Your instructions:
Copy out the data word for word, from its first line through the line containing "tree-item[interactable]: RADIO5 [100, 200, 149, 216]", including both of those lines.

Raw data:
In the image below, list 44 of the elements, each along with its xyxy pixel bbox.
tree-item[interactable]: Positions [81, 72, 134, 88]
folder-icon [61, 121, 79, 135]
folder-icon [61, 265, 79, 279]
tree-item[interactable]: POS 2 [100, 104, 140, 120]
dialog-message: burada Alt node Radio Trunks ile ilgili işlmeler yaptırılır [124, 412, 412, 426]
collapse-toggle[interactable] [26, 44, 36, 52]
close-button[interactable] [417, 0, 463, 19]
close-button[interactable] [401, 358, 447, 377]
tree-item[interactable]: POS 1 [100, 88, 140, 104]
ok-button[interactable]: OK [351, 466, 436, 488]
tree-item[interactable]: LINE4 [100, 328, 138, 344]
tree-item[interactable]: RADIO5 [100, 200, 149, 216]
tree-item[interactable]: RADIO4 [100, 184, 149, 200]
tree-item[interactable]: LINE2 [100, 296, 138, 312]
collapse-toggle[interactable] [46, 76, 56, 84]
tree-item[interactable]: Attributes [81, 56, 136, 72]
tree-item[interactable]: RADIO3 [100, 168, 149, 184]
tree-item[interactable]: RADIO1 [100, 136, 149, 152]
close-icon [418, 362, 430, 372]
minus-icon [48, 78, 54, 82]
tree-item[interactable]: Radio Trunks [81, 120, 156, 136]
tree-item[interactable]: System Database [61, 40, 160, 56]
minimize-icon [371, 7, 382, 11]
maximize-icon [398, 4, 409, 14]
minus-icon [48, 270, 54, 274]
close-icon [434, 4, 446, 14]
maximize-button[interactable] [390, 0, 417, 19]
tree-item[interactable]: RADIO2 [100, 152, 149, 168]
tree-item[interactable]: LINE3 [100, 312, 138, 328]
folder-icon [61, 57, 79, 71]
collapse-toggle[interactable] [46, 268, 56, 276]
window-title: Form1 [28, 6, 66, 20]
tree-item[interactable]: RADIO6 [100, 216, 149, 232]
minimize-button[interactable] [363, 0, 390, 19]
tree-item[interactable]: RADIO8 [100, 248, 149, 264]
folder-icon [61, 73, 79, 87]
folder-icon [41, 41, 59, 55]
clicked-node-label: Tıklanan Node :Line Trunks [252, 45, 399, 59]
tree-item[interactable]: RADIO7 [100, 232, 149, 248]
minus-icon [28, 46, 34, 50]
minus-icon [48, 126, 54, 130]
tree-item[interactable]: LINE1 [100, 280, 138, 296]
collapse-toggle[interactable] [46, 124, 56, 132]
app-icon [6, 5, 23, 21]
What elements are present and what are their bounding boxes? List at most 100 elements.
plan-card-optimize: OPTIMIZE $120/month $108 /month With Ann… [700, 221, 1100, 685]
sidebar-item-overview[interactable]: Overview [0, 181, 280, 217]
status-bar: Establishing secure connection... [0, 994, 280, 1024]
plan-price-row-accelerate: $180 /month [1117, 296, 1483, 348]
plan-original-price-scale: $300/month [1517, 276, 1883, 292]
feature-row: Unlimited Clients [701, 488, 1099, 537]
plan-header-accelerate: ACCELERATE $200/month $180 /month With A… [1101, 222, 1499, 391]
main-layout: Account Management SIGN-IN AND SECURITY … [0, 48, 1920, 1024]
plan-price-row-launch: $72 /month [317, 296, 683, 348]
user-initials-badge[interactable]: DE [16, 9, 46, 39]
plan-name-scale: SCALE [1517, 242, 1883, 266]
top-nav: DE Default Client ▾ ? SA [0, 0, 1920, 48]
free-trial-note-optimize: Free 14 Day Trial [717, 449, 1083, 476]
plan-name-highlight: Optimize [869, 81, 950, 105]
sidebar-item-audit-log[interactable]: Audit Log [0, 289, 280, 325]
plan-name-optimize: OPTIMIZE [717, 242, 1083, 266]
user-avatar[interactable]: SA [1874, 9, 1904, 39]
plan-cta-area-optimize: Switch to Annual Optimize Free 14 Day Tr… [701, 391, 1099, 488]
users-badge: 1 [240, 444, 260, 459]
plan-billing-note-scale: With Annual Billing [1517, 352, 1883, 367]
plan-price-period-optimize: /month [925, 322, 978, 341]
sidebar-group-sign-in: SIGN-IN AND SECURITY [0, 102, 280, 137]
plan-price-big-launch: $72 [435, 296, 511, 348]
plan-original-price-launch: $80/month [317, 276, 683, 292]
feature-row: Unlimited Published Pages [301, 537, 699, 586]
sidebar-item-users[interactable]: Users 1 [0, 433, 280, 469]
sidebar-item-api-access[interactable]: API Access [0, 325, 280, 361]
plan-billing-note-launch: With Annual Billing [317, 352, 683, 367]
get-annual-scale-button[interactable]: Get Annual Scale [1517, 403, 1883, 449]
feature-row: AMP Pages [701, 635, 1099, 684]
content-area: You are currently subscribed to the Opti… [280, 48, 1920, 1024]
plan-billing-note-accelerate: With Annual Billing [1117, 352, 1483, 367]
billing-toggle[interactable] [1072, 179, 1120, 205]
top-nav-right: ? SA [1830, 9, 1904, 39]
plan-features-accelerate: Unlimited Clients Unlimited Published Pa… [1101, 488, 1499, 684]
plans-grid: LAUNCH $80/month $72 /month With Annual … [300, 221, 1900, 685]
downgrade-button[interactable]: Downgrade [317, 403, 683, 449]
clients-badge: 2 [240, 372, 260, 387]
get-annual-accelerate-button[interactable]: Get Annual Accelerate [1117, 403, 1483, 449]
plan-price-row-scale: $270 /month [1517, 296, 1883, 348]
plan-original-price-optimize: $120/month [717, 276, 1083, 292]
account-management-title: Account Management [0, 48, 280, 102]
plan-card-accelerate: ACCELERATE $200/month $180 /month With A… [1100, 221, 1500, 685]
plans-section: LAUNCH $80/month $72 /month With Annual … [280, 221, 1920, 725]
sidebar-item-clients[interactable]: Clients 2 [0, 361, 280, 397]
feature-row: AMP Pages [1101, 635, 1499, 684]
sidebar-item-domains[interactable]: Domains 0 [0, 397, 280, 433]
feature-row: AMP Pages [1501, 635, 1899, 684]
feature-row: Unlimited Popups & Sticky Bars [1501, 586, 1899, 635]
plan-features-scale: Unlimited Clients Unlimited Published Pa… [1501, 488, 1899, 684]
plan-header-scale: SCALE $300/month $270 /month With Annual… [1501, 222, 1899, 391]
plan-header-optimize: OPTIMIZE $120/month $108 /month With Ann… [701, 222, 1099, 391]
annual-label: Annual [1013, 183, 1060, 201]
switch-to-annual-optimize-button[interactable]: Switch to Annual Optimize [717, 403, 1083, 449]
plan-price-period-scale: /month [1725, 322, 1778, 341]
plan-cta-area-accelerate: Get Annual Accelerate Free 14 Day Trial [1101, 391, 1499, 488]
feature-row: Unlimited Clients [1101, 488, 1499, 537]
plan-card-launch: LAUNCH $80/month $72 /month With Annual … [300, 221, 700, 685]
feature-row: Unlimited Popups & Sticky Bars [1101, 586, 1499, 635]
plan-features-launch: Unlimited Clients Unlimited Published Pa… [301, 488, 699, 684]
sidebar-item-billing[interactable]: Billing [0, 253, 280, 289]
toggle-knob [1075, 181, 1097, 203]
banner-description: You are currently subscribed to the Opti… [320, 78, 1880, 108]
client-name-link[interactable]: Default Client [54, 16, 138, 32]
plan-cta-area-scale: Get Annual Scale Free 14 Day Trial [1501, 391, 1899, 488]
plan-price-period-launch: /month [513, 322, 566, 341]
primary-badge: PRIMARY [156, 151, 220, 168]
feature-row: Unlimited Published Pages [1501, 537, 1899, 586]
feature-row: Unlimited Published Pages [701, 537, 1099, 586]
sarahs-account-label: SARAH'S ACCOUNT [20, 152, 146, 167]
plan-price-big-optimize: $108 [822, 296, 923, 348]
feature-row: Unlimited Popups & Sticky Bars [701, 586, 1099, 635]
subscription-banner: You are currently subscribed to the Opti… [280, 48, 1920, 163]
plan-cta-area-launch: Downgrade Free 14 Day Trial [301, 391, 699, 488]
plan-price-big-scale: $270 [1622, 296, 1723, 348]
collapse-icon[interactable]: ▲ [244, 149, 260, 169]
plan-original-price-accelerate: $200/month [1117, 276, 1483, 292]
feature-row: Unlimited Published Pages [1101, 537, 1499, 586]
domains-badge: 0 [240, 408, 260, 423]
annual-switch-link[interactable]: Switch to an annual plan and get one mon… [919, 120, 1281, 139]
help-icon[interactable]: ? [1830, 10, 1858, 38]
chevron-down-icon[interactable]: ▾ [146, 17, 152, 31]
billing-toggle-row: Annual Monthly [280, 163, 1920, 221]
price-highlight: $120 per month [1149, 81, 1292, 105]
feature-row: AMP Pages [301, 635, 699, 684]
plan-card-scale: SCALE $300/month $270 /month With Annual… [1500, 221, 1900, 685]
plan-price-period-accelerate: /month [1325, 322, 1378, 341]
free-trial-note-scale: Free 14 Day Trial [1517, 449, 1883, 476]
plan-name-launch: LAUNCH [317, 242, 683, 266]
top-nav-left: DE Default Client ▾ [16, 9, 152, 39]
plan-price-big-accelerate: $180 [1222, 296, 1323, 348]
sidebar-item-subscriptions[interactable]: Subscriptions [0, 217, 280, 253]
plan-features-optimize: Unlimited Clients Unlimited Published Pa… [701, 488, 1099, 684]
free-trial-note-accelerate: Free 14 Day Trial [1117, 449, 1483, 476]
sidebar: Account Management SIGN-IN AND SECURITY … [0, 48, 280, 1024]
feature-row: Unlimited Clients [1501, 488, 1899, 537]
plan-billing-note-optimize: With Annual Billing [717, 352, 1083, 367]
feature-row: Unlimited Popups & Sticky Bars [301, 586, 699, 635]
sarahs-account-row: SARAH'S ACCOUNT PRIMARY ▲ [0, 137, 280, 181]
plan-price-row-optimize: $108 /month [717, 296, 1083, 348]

Answer to the exercise:
In the image below, list 44 of the elements, each along with its xyxy pixel bbox.
tree-item[interactable]: Positions [81, 72, 134, 88]
folder-icon [61, 121, 79, 135]
folder-icon [61, 265, 79, 279]
tree-item[interactable]: POS 2 [100, 104, 140, 120]
dialog-message: burada Alt node Radio Trunks ile ilgili işlmeler yaptırılır [124, 412, 412, 426]
collapse-toggle[interactable] [26, 44, 36, 52]
close-button[interactable] [417, 0, 463, 19]
close-button[interactable] [401, 358, 447, 377]
tree-item[interactable]: POS 1 [100, 88, 140, 104]
ok-button[interactable]: OK [351, 466, 436, 488]
tree-item[interactable]: LINE4 [100, 328, 138, 344]
tree-item[interactable]: RADIO5 [100, 200, 149, 216]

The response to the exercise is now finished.